*Records supplied*:
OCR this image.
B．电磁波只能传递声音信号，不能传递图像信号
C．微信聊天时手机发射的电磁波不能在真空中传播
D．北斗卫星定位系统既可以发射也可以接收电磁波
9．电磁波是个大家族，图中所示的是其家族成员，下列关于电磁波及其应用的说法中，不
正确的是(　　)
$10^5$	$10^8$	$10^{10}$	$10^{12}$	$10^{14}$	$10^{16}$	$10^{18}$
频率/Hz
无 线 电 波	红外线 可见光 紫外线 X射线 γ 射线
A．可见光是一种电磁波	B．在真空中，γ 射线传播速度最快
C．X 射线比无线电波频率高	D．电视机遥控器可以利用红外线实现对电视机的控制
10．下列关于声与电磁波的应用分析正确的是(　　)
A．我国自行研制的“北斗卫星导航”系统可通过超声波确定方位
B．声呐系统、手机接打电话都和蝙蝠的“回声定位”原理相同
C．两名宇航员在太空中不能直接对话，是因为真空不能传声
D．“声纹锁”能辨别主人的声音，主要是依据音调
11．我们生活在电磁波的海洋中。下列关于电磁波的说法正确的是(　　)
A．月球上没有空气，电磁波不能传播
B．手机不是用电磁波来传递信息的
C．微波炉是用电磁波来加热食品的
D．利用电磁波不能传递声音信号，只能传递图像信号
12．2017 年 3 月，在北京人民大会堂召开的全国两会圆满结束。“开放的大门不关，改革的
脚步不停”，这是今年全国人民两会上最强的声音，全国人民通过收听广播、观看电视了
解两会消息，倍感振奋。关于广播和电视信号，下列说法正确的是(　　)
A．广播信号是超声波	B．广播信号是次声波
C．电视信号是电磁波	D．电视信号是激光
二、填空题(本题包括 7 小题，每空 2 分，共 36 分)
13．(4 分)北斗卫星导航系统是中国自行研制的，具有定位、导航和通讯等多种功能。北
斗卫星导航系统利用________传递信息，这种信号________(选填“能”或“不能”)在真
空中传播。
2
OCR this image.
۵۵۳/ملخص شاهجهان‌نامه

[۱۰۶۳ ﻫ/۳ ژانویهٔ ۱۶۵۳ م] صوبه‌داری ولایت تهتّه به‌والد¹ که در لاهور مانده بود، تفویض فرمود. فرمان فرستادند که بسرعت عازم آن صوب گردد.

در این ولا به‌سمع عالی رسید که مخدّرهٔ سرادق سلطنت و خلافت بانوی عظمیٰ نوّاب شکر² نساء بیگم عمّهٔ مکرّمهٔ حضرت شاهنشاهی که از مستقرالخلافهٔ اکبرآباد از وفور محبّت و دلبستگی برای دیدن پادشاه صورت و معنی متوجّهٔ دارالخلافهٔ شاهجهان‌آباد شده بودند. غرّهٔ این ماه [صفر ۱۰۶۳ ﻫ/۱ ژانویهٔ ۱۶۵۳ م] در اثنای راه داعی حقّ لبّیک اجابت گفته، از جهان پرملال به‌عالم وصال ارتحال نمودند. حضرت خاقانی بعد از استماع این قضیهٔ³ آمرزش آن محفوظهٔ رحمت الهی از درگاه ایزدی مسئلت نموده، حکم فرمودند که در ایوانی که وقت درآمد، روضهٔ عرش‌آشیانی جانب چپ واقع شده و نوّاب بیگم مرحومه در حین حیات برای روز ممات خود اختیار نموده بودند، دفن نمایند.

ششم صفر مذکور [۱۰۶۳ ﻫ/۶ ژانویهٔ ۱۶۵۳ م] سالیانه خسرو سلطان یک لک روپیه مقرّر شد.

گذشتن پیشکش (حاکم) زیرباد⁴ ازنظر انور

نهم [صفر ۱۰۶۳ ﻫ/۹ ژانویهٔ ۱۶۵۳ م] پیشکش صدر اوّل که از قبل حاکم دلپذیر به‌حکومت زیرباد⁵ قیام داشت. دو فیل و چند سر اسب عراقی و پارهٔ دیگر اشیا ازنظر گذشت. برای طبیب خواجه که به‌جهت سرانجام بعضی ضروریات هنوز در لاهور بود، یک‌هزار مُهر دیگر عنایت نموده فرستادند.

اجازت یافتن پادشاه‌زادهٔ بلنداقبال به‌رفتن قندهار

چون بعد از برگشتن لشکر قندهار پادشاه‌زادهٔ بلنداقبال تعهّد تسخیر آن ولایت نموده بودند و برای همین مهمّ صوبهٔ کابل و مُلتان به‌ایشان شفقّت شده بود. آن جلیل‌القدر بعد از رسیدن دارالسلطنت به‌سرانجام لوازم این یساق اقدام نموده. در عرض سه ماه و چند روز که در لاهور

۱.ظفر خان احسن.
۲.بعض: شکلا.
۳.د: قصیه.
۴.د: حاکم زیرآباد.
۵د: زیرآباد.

*Task goal*: Write the data out again in full and exactly.

*Task response*:
OCR this image.
B．电磁波只能传递声音信号，不能传递图像信号
C．微信聊天时手机发射的电磁波不能在真空中传播
D．北斗卫星定位系统既可以发射也可以接收电磁波
9．电磁波是个大家族，图中所示的是其家族成员，下列关于电磁波及其应用的说法中，不
正确的是(　　)
$10^5$	$10^8$	$10^{10}$	$10^{12}$	$10^{14}$	$10^{16}$	$10^{18}$
频率/Hz
无 线 电 波	红外线 可见光 紫外线 X射线 γ 射线
A．可见光是一种电磁波	B．在真空中，γ 射线传播速度最快
C．X 射线比无线电波频率高	D．电视机遥控器可以利用红外线实现对电视机的控制
10．下列关于声与电磁波的应用分析正确的是(　　)
A．我国自行研制的“北斗卫星导航”系统可通过超声波确定方位
B．声呐系统、手机接打电话都和蝙蝠的“回声定位”原理相同
C．两名宇航员在太空中不能直接对话，是因为真空不能传声
D．“声纹锁”能辨别主人的声音，主要是依据音调
11．我们生活在电磁波的海洋中。下列关于电磁波的说法正确的是(　　)
A．月球上没有空气，电磁波不能传播
B．手机不是用电磁波来传递信息的
C．微波炉是用电磁波来加热食品的
D．利用电磁波不能传递声音信号，只能传递图像信号
12．2017 年 3 月，在北京人民大会堂召开的全国两会圆满结束。“开放的大门不关，改革的
脚步不停”，这是今年全国人民两会上最强的声音，全国人民通过收听广播、观看电视了
解两会消息，倍感振奋。关于广播和电视信号，下列说法正确的是(　　)
A．广播信号是超声波	B．广播信号是次声波
C．电视信号是电磁波	D．电视信号是激光
二、填空题(本题包括 7 小题，每空 2 分，共 36 分)
13．(4 分)北斗卫星导航系统是中国自行研制的，具有定位、导航和通讯等多种功能。北
斗卫星导航系统利用________传递信息，这种信号________(选填“能”或“不能”)在真
空中传播。
2
OCR this image.
۵۵۳/ملخص شاهجهان‌نامه

[۱۰۶۳ ﻫ/۳ ژانویهٔ ۱۶۵۳ م] صوبه‌داری ولایت تهتّه به‌والد¹ که در لاهور مانده بود، تفویض فرمود. فرمان فرستادند که بسرعت عازم آن صوب گردد.

در این ولا به‌سمع عالی رسید که مخدّرهٔ سرادق سلطنت و خلافت بانوی عظمیٰ نوّاب شکر² نساء بیگم عمّهٔ مکرّمهٔ حضرت شاهنشاهی که از مستقرالخلافهٔ اکبرآباد از وفور محبّت و دلبستگی برای دیدن پادشاه صورت و معنی متوجّهٔ دارالخلافهٔ شاهجهان‌آباد شده بودند. غرّهٔ این ماه [صفر ۱۰۶۳ ﻫ/۱ ژانویهٔ ۱۶۵۳ م] در اثنای راه داعی حقّ لبّیک اجابت گفته، از جهان پرملال به‌عالم وصال ارتحال نمودند. حضرت خاقانی بعد از استماع این قضیهٔ³ آمرزش آن محفوظهٔ رحمت الهی از درگاه ایزدی مسئلت نموده، حکم فرمودند که در ایوانی که وقت درآمد، روضهٔ عرش‌آشیانی جانب چپ واقع شده و نوّاب بیگم مرحومه در حین حیات برای روز ممات خود اختیار نموده بودند، دفن نمایند.

ششم صفر مذکور [۱۰۶۳ ﻫ/۶ ژانویهٔ ۱۶۵۳ م] سالیانه خسرو سلطان یک لک روپیه مقرّر شد.

گذشتن پیشکش (حاکم) زیرباد⁴ ازنظر انور

نهم [صفر ۱۰۶۳ ﻫ/۹ ژانویهٔ ۱۶۵۳ م] پیشکش صدر اوّل که از قبل حاکم دلپذیر به‌حکومت زیرباد⁵ قیام داشت. دو فیل و چند سر اسب عراقی و پارهٔ دیگر اشیا ازنظر گذشت. برای طبیب خواجه که به‌جهت سرانجام بعضی ضروریات هنوز در لاهور بود، یک‌هزار مُهر دیگر عنایت نموده فرستادند.

اجازت یافتن پادشاه‌زادهٔ بلنداقبال به‌رفتن قندهار

چون بعد از برگشتن لشکر قندهار پادشاه‌زادهٔ بلنداقبال تعهّد تسخیر آن ولایت نموده بودند و برای همین مهمّ صوبهٔ کابل و مُلتان به‌ایشان شفقّت شده بود. آن جلیل‌القدر بعد از رسیدن دارالسلطنت به‌سرانجام لوازم این یساق اقدام نموده. در عرض سه ماه و چند روز که در لاهور

۱.ظفر خان احسن.
۲.بعض: شکلا.
۳.د: قصیه.
۴.د: حاکم زیرآباد.
۵د: زیرآباد.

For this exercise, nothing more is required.